* BEGIN Data excerpts *

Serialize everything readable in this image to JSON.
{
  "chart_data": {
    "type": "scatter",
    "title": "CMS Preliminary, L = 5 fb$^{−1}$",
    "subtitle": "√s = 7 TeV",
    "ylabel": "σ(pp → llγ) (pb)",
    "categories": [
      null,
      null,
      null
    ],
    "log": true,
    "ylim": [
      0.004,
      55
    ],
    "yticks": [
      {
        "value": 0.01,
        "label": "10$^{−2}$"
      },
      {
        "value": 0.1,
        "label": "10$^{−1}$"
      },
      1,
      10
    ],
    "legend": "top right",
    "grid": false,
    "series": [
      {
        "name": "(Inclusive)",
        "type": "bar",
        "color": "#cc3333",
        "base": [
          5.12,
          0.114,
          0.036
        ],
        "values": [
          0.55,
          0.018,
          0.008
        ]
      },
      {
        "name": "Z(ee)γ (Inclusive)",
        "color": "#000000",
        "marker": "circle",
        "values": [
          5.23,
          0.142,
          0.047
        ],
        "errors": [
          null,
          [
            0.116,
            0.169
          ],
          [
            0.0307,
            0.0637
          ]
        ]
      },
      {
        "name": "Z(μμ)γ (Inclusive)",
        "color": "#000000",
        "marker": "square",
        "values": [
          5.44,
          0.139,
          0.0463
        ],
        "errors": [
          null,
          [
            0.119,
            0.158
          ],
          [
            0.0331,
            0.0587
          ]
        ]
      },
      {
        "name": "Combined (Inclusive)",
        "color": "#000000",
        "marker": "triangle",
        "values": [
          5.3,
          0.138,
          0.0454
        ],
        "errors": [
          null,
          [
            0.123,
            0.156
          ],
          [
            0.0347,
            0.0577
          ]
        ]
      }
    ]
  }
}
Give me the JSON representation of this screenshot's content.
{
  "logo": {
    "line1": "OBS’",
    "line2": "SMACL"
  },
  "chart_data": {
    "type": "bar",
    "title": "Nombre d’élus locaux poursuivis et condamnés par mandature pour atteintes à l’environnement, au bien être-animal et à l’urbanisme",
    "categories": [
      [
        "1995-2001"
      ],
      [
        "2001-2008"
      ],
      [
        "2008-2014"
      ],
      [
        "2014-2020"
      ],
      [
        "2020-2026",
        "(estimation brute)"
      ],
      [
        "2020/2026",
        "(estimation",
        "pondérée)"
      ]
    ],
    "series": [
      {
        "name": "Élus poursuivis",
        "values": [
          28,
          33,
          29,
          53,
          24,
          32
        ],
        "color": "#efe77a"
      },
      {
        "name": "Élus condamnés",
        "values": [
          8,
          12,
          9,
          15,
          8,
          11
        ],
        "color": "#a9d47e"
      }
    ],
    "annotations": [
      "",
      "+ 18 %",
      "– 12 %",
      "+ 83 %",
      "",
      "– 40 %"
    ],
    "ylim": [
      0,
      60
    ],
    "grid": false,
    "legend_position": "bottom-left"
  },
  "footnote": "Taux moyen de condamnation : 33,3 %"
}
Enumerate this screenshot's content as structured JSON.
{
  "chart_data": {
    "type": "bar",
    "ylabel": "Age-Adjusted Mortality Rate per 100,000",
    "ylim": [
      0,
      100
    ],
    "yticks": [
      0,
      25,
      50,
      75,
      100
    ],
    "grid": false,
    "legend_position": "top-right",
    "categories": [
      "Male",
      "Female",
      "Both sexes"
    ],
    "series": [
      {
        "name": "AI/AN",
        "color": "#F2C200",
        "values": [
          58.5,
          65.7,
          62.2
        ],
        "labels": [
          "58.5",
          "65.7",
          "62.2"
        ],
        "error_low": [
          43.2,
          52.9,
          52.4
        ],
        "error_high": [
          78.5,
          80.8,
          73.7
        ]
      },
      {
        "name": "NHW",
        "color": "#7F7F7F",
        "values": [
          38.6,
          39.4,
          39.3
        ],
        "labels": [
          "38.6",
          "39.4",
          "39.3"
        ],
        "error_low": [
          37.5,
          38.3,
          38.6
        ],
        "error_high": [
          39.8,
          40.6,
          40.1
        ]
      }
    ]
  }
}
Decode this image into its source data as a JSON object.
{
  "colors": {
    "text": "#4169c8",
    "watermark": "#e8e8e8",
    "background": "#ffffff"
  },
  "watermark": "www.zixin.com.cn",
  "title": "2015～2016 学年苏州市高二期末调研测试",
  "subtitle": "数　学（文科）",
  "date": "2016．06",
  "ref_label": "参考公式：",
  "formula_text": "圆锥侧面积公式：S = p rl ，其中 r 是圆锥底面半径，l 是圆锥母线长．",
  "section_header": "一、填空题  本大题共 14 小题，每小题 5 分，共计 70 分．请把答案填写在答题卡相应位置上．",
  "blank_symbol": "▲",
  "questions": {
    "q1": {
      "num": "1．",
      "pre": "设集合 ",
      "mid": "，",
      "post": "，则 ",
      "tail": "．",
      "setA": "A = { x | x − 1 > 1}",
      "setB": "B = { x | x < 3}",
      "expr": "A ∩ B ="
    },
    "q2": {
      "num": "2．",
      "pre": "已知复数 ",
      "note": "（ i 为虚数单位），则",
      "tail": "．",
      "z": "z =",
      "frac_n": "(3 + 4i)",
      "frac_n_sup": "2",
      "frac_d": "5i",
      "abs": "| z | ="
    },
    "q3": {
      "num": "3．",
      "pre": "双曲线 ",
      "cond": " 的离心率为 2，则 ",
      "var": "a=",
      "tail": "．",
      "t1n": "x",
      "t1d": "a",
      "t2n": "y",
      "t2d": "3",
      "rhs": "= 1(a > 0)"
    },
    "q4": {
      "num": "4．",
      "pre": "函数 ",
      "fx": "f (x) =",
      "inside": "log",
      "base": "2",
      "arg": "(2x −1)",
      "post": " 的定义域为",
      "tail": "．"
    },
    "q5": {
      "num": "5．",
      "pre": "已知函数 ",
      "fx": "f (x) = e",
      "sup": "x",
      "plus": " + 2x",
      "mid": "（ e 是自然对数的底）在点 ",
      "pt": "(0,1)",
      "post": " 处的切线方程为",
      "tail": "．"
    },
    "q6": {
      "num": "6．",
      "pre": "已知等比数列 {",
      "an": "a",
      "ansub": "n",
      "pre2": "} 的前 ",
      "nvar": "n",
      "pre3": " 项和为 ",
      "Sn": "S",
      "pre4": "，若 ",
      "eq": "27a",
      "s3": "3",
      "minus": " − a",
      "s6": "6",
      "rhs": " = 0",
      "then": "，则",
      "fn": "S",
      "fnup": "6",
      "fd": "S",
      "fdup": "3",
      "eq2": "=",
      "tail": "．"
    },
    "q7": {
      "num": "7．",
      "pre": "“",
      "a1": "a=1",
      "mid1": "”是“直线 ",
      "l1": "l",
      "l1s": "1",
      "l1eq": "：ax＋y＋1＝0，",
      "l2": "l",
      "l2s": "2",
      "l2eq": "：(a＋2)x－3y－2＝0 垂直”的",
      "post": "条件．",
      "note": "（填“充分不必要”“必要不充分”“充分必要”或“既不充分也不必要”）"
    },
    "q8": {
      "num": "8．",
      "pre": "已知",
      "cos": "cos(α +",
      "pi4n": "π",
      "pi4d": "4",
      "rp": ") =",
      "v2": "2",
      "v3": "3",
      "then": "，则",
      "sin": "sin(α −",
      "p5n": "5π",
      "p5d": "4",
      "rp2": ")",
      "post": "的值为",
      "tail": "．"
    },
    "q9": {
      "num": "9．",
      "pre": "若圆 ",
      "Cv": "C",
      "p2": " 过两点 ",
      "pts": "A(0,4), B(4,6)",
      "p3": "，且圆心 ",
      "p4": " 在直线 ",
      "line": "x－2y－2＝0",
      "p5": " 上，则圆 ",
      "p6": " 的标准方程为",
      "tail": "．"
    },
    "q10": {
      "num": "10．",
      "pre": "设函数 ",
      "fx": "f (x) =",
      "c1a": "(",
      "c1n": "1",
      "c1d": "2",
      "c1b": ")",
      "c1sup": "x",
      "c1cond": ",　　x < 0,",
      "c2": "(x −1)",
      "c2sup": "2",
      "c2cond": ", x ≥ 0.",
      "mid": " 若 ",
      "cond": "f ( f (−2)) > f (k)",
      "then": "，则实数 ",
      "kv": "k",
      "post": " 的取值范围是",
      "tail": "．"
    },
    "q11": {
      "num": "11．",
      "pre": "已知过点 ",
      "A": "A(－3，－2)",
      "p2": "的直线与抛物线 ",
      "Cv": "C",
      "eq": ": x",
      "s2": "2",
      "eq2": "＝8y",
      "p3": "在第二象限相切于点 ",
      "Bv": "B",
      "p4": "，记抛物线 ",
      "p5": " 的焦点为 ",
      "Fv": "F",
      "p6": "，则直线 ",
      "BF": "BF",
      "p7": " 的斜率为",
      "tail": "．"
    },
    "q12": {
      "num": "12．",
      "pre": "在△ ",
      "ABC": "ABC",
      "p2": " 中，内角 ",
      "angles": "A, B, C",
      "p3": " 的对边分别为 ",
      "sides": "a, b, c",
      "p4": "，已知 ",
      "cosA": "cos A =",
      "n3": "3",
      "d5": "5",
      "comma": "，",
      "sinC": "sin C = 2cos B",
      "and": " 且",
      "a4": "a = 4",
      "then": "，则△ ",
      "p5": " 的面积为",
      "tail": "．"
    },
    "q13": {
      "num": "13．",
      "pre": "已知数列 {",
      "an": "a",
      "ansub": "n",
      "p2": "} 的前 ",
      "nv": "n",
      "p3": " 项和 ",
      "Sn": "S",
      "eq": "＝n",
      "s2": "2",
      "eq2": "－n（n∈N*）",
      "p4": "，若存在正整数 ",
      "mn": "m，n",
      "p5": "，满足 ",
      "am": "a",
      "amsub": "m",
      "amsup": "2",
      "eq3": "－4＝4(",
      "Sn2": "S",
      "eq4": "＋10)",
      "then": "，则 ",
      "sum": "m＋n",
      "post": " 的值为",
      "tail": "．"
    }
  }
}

* END Data excerpts *

§ Task to complete: Pull every line containing "poursuivis" out of the data above.

§ The answer:
    "title": "Nombre d’élus locaux poursuivis et condamnés par mandature pour atteintes à l’environnement, au bien être-animal et à l’urbanisme",
        "name": "Élus poursuivis",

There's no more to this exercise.